Rows from a layout dataset
-----
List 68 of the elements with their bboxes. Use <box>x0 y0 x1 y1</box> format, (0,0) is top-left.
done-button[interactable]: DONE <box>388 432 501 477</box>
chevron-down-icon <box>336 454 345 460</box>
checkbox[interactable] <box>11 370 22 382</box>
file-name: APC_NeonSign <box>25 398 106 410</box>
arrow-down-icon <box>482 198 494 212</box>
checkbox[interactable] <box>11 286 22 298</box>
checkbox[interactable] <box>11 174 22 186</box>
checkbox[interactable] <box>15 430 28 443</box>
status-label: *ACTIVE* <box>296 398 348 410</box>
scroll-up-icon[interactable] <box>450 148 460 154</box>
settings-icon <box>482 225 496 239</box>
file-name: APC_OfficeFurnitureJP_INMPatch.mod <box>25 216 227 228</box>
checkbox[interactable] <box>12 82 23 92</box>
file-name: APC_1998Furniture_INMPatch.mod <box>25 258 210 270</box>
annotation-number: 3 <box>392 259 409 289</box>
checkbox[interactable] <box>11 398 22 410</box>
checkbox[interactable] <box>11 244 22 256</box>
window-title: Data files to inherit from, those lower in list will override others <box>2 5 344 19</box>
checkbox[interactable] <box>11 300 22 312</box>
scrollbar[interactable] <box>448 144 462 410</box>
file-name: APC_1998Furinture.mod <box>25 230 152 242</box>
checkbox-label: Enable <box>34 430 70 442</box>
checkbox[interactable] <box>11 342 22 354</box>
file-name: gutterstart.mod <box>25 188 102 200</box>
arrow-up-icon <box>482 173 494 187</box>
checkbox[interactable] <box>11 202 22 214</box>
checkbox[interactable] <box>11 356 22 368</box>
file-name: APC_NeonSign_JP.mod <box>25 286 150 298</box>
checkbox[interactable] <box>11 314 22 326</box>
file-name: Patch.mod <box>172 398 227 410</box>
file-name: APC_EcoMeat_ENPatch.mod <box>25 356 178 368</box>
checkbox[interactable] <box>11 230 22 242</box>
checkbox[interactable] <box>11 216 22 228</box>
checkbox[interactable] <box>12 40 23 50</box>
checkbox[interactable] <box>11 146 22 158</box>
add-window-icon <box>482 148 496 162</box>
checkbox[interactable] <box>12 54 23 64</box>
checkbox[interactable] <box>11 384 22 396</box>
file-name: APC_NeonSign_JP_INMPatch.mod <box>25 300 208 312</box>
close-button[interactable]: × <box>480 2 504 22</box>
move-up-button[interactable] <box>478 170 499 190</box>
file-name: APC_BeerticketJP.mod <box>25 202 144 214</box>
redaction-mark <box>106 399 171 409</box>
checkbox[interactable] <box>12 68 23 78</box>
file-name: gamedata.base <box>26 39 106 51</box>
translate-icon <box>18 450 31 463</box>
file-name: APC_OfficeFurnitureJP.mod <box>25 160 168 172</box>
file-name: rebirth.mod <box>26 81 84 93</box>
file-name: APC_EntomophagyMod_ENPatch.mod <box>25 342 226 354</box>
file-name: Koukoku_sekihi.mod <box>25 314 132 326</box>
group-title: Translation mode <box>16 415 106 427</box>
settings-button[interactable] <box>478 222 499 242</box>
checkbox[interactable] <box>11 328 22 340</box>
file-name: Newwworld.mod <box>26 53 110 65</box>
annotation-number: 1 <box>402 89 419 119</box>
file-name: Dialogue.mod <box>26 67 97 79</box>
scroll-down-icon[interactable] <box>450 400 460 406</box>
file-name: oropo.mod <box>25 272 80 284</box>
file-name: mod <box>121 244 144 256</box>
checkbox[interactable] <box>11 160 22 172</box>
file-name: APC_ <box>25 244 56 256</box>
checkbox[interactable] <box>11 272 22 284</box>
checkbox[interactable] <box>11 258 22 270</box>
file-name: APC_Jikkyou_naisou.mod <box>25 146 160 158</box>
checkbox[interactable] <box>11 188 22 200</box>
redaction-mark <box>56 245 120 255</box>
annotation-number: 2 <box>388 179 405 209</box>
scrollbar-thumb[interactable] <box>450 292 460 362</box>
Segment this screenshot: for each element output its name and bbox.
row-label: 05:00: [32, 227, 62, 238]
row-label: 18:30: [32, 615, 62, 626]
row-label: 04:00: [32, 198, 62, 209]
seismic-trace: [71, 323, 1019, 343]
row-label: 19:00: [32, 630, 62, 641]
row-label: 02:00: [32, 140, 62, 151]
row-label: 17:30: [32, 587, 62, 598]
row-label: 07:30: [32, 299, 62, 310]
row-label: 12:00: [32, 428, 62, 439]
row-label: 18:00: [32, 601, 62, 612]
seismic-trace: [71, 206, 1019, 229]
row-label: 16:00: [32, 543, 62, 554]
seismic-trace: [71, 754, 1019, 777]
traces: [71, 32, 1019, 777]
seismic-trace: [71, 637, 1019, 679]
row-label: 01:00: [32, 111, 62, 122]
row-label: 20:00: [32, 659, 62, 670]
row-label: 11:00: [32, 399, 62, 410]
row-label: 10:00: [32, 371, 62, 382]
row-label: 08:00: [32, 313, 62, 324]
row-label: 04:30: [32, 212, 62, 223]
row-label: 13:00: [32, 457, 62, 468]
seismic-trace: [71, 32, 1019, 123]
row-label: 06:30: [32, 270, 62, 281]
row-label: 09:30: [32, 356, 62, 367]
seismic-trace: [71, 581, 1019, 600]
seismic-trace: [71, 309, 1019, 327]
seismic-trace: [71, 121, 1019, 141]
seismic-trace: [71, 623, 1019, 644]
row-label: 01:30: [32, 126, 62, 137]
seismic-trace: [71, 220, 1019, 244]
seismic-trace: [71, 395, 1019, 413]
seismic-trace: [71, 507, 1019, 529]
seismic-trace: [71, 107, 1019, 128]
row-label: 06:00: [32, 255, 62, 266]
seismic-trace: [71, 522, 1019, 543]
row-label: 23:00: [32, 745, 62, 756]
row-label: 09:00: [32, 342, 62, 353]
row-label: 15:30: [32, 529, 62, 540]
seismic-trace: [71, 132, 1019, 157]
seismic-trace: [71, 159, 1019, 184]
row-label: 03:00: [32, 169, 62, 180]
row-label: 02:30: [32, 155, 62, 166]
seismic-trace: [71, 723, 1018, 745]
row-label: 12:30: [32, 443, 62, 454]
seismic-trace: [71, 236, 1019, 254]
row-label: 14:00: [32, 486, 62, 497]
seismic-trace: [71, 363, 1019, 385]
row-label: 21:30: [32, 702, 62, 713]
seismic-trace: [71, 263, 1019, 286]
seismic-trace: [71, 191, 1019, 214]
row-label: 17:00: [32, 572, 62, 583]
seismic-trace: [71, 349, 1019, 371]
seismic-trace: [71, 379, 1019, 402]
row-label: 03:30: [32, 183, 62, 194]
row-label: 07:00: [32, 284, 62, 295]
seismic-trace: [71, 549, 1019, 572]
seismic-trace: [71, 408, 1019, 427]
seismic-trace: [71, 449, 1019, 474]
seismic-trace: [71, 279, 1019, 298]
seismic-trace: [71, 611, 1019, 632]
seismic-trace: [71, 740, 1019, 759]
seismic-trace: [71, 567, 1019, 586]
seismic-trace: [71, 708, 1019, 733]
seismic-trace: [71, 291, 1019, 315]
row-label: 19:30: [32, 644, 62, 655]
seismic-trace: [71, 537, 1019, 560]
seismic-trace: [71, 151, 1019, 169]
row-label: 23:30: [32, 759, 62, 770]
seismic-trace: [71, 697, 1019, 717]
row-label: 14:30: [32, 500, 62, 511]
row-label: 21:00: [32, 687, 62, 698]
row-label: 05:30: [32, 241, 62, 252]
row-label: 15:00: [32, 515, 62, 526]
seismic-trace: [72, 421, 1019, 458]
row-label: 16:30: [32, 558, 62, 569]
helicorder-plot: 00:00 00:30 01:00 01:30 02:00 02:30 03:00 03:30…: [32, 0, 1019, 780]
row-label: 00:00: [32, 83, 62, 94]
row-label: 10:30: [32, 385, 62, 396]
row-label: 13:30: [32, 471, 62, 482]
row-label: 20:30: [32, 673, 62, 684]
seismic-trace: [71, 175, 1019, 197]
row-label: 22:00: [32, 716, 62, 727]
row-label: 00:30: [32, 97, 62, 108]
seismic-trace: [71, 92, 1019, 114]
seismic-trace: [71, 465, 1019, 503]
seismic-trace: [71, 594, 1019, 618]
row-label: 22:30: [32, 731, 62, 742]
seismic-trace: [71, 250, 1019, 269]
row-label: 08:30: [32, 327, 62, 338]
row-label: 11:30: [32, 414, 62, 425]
-----
[What is being asked]
Format the stretch of the records from the start through the line containing "checkbox[interactable] <box>11 286" as a numbered list, leaving out blank lines.

[Complete answer]
1. List 68 of the elements with their bboxes. Use <box>x0 y0 x1 y1</box> format, (0,0) is top-left.
2. done-button[interactable]: DONE <box>388 432 501 477</box>
3. chevron-down-icon <box>336 454 345 460</box>
4. checkbox[interactable] <box>11 370 22 382</box>
5. file-name: APC_NeonSign <box>25 398 106 410</box>
6. arrow-down-icon <box>482 198 494 212</box>
7. checkbox[interactable] <box>11 286 22 298</box>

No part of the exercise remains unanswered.